WRITTEN TASK
Gather the lines below that include the string "trate", copying each in full.

————————

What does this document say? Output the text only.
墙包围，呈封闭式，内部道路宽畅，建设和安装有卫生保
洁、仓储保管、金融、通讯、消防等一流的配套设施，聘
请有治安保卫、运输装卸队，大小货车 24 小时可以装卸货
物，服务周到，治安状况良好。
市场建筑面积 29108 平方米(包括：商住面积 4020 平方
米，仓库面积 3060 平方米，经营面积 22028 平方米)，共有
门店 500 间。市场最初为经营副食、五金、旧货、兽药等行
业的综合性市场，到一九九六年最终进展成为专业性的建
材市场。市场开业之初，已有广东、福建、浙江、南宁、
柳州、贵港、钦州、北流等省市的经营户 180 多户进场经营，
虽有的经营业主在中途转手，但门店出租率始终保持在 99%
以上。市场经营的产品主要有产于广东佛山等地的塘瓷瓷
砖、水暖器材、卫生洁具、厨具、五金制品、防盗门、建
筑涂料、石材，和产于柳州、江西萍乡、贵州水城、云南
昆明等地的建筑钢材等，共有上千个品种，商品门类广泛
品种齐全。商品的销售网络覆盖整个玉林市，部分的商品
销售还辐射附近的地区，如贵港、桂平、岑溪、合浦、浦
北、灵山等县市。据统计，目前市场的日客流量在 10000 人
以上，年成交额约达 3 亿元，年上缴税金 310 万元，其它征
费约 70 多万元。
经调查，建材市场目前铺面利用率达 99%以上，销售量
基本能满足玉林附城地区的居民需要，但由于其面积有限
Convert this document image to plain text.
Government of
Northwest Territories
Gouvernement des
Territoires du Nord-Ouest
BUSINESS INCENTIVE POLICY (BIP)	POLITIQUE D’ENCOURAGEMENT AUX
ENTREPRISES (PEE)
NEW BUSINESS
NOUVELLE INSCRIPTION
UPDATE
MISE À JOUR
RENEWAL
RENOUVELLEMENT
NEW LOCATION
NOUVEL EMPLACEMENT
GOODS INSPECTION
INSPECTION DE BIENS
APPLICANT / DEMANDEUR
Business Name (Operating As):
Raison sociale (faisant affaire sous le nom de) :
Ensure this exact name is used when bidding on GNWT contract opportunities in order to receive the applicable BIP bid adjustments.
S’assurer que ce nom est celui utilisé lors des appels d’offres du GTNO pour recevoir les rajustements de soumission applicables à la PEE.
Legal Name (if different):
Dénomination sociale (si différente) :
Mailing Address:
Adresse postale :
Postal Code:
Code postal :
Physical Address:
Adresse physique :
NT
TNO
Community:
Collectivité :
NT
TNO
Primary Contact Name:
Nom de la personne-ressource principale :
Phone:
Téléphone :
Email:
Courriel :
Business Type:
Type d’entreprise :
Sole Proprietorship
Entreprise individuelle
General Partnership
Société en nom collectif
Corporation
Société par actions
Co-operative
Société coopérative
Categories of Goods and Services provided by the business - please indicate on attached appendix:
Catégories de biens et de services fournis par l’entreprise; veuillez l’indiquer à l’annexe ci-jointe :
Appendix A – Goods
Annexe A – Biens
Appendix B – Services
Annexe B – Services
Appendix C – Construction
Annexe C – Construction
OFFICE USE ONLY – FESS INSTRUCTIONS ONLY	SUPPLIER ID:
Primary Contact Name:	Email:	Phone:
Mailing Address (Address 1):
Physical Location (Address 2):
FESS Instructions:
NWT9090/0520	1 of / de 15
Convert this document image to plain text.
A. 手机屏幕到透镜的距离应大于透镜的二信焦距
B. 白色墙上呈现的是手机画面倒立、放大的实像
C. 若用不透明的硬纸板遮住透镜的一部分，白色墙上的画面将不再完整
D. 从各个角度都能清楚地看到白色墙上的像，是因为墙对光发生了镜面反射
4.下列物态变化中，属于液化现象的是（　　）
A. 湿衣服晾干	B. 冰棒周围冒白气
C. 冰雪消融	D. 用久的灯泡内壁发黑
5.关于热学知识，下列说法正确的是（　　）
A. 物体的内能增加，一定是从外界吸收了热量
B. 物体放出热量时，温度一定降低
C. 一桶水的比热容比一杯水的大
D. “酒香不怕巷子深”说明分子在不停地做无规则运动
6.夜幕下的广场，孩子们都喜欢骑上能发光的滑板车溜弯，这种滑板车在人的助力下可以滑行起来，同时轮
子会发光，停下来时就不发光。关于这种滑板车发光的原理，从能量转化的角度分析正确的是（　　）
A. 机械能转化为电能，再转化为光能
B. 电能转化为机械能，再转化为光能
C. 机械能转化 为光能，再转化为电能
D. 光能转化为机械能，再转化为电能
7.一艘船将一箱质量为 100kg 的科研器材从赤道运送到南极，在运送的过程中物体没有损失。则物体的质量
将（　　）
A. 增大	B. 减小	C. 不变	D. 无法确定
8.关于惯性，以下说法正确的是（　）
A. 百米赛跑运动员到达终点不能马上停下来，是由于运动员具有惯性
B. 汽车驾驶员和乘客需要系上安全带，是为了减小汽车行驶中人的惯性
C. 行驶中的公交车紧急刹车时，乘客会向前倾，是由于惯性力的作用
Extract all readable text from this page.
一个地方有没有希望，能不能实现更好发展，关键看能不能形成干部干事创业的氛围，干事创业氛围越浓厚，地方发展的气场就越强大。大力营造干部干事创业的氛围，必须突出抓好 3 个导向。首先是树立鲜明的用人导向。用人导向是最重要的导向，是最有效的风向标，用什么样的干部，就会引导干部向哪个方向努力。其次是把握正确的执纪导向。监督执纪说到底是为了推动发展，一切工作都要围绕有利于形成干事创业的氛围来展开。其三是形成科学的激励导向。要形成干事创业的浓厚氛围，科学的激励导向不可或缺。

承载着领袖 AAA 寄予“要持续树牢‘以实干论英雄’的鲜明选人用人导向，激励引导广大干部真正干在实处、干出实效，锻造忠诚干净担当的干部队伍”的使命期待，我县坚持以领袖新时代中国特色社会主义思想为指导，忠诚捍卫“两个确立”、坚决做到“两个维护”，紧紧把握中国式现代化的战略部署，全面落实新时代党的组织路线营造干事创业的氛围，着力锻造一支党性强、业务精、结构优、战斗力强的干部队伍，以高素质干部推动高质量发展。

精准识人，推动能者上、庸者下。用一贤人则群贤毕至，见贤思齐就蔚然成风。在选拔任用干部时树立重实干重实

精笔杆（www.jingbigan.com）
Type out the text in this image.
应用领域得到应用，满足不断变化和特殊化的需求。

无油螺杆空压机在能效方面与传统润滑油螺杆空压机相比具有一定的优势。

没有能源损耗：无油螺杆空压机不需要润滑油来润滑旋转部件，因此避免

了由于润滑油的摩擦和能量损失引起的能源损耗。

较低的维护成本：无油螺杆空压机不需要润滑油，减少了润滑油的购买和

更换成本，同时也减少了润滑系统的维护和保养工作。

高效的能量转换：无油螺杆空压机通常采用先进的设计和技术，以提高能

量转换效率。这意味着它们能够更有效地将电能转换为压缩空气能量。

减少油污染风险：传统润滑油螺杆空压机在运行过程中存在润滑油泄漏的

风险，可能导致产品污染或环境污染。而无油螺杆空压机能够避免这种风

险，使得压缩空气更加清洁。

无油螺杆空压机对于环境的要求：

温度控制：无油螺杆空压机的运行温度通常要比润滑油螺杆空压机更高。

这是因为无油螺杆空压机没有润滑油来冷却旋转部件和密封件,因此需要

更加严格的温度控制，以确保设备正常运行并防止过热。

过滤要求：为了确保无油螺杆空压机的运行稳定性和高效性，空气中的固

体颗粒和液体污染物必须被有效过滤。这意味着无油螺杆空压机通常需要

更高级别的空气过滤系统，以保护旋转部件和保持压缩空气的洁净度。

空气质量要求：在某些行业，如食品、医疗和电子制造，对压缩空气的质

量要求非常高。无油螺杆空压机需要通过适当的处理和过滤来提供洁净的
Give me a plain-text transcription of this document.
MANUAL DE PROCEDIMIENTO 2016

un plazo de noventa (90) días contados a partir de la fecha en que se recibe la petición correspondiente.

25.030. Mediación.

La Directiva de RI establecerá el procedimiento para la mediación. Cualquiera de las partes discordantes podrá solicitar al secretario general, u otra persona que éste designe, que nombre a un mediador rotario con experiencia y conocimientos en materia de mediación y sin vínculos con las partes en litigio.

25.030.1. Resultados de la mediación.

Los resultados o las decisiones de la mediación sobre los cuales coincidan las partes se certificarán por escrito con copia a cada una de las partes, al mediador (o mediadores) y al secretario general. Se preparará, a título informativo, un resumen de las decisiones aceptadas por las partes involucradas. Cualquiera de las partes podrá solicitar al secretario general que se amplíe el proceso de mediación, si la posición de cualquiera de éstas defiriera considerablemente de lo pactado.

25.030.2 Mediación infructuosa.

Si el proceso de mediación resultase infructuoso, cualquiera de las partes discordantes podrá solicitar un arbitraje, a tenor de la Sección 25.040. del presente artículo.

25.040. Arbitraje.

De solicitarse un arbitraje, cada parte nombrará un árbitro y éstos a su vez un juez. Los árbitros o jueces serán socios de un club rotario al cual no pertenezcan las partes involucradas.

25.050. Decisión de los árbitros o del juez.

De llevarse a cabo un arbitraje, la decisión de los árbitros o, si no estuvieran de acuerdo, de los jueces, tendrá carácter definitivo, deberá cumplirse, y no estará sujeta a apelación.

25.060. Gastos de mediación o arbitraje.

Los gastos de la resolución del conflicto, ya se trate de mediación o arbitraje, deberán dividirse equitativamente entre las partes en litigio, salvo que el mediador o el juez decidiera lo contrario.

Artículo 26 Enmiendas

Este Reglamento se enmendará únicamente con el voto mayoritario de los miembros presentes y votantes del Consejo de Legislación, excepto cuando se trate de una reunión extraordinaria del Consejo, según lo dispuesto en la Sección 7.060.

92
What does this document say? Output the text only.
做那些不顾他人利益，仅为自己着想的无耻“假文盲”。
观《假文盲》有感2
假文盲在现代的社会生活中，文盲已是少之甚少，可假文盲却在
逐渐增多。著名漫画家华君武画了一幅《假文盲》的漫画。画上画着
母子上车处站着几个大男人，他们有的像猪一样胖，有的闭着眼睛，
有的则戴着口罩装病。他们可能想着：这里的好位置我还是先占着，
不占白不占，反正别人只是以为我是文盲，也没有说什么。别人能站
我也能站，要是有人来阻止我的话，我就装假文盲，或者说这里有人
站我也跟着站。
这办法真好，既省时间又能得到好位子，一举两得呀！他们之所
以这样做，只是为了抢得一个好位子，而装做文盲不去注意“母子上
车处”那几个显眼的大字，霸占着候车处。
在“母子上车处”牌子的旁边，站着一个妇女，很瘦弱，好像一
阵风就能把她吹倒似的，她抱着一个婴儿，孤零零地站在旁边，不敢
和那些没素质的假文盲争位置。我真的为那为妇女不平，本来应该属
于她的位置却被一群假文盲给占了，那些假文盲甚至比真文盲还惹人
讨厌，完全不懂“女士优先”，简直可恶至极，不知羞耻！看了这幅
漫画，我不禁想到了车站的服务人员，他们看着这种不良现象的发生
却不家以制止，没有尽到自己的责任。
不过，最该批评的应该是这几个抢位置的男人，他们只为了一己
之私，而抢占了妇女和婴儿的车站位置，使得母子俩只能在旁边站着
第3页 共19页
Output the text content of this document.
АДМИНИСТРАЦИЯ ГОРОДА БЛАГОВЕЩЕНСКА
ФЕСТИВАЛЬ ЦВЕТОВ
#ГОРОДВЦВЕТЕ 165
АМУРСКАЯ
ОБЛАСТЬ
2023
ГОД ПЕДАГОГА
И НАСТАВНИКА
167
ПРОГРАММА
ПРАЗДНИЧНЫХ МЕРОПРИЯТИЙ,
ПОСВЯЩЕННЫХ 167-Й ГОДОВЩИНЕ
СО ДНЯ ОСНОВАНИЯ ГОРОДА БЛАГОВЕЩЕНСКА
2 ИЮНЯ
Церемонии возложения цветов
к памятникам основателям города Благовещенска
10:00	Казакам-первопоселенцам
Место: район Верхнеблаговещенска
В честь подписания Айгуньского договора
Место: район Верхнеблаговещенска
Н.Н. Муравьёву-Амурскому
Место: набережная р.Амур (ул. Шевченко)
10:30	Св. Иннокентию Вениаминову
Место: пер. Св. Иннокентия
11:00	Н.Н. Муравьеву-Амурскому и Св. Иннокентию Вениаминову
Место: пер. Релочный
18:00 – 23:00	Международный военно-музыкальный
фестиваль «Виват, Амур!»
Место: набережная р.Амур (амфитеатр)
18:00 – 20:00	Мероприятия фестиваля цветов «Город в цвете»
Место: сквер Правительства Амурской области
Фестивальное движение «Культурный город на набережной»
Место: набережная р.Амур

————————

FINAL RESULT
Los gastos de la resolución del conflicto, ya se trate de mediación o arbitraje, deberán dividirse equitativamente entre las partes en litigio, salvo que el mediador o el juez decidiera lo contrario.
Este Reglamento se enmendará únicamente con el voto mayoritario de los miembros presentes y votantes del Consejo de Legislación, excepto cuando se trate de una reunión extraordinaria del Consejo, según lo dispuesto en la Sección 7.060.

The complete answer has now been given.